# AIM OF THE EXERCISE
Omit every picture, then give all the entries again exactly.

# DATA LINES
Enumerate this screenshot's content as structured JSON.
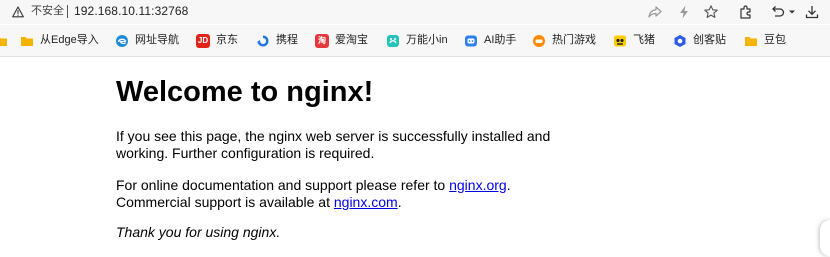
{
  "address_bar": {
    "insecure_label": "不安全",
    "url": "192.168.10.11:32768"
  },
  "bookmarks": [
    {
      "label": "从Edge导入",
      "icon": "folder-icon",
      "color": "#f4b400"
    },
    {
      "label": "网址导航",
      "icon": "edge-icon",
      "color": "#1a8cd8"
    },
    {
      "label": "京东",
      "icon": "jd-icon",
      "color": "#e1251b",
      "icon_text": "JD"
    },
    {
      "label": "携程",
      "icon": "ctrip-icon",
      "color": "#2577e3"
    },
    {
      "label": "爱淘宝",
      "icon": "taobao-icon",
      "color": "#e4393c",
      "icon_text": "淘"
    },
    {
      "label": "万能小in",
      "icon": "wanneng-icon",
      "color": "#27c2b8"
    },
    {
      "label": "AI助手",
      "icon": "ai-assistant-icon",
      "color": "#2f80ed"
    },
    {
      "label": "热门游戏",
      "icon": "game-icon",
      "color": "#ff8a00"
    },
    {
      "label": "飞猪",
      "icon": "fliggy-icon",
      "color": "#ffcc00"
    },
    {
      "label": "创客贴",
      "icon": "chuangketie-icon",
      "color": "#2d5be3"
    },
    {
      "label": "豆包",
      "icon": "folder-icon",
      "color": "#f4b400"
    }
  ],
  "page": {
    "title": "Welcome to nginx!",
    "p1": "If you see this page, the nginx web server is successfully installed and working. Further configuration is required.",
    "p2_before": "For online documentation and support please refer to ",
    "p2_link1": "nginx.org",
    "p2_mid": ". Commercial support is available at ",
    "p2_link2": "nginx.com",
    "p2_after": ".",
    "p3": "Thank you for using nginx."
  }
}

# RESPONSE FOR THIS EXERCISE
Enumerate this screenshot's content as structured JSON.
{
  "address_bar": {
    "insecure_label": "不安全",
    "url": "192.168.10.11:32768"
  },
  "bookmarks": [
    {
      "label": "从Edge导入",
      "icon": "folder-icon",
      "color": "#f4b400"
    },
    {
      "label": "网址导航",
      "icon": "edge-icon",
      "color": "#1a8cd8"
    },
    {
      "label": "京东",
      "icon": "jd-icon",
      "color": "#e1251b",
      "icon_text": "JD"
    },
    {
      "label": "携程",
      "icon": "ctrip-icon",
      "color": "#2577e3"
    },
    {
      "label": "爱淘宝",
      "icon": "taobao-icon",
      "color": "#e4393c",
      "icon_text": "淘"
    },
    {
      "label": "万能小in",
      "icon": "wanneng-icon",
      "color": "#27c2b8"
    },
    {
      "label": "AI助手",
      "icon": "ai-assistant-icon",
      "color": "#2f80ed"
    },
    {
      "label": "热门游戏",
      "icon": "game-icon",
      "color": "#ff8a00"
    },
    {
      "label": "飞猪",
      "icon": "fliggy-icon",
      "color": "#ffcc00"
    },
    {
      "label": "创客贴",
      "icon": "chuangketie-icon",
      "color": "#2d5be3"
    },
    {
      "label": "豆包",
      "icon": "folder-icon",
      "color": "#f4b400"
    }
  ],
  "page": {
    "title": "Welcome to nginx!",
    "p1": "If you see this page, the nginx web server is successfully installed and working. Further configuration is required.",
    "p2_before": "For online documentation and support please refer to ",
    "p2_link1": "nginx.org",
    "p2_mid": ". Commercial support is available at ",
    "p2_link2": "nginx.com",
    "p2_after": ".",
    "p3": "Thank you for using nginx."
  }
}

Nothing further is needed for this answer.